Excerpts from a figure dataset
--- Begin ---

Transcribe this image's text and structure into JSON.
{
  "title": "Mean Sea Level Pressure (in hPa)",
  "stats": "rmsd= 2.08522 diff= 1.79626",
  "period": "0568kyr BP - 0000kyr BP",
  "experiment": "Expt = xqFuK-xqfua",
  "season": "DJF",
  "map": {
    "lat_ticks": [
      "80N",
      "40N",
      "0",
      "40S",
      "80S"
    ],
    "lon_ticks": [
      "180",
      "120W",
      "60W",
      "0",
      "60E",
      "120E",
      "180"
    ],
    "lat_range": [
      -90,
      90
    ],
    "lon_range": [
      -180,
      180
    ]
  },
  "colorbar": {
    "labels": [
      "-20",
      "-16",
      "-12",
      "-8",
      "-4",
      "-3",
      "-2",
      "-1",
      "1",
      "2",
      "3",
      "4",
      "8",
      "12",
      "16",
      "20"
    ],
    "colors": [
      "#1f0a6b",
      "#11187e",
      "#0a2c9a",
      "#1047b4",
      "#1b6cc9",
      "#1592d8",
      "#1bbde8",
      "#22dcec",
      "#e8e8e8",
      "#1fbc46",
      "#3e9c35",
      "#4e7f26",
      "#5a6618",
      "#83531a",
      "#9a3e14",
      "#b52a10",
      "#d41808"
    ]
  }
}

--- End ---

Problem to work on
Nothing should be left out: repeat all of the data exactly.

Response below
Transcribe this image's text and structure into JSON.
{
  "title": "Mean Sea Level Pressure (in hPa)",
  "stats": "rmsd= 2.08522 diff= 1.79626",
  "period": "0568kyr BP - 0000kyr BP",
  "experiment": "Expt = xqFuK-xqfua",
  "season": "DJF",
  "map": {
    "lat_ticks": [
      "80N",
      "40N",
      "0",
      "40S",
      "80S"
    ],
    "lon_ticks": [
      "180",
      "120W",
      "60W",
      "0",
      "60E",
      "120E",
      "180"
    ],
    "lat_range": [
      -90,
      90
    ],
    "lon_range": [
      -180,
      180
    ]
  },
  "colorbar": {
    "labels": [
      "-20",
      "-16",
      "-12",
      "-8",
      "-4",
      "-3",
      "-2",
      "-1",
      "1",
      "2",
      "3",
      "4",
      "8",
      "12",
      "16",
      "20"
    ],
    "colors": [
      "#1f0a6b",
      "#11187e",
      "#0a2c9a",
      "#1047b4",
      "#1b6cc9",
      "#1592d8",
      "#1bbde8",
      "#22dcec",
      "#e8e8e8",
      "#1fbc46",
      "#3e9c35",
      "#4e7f26",
      "#5a6618",
      "#83531a",
      "#9a3e14",
      "#b52a10",
      "#d41808"
    ]
  }
}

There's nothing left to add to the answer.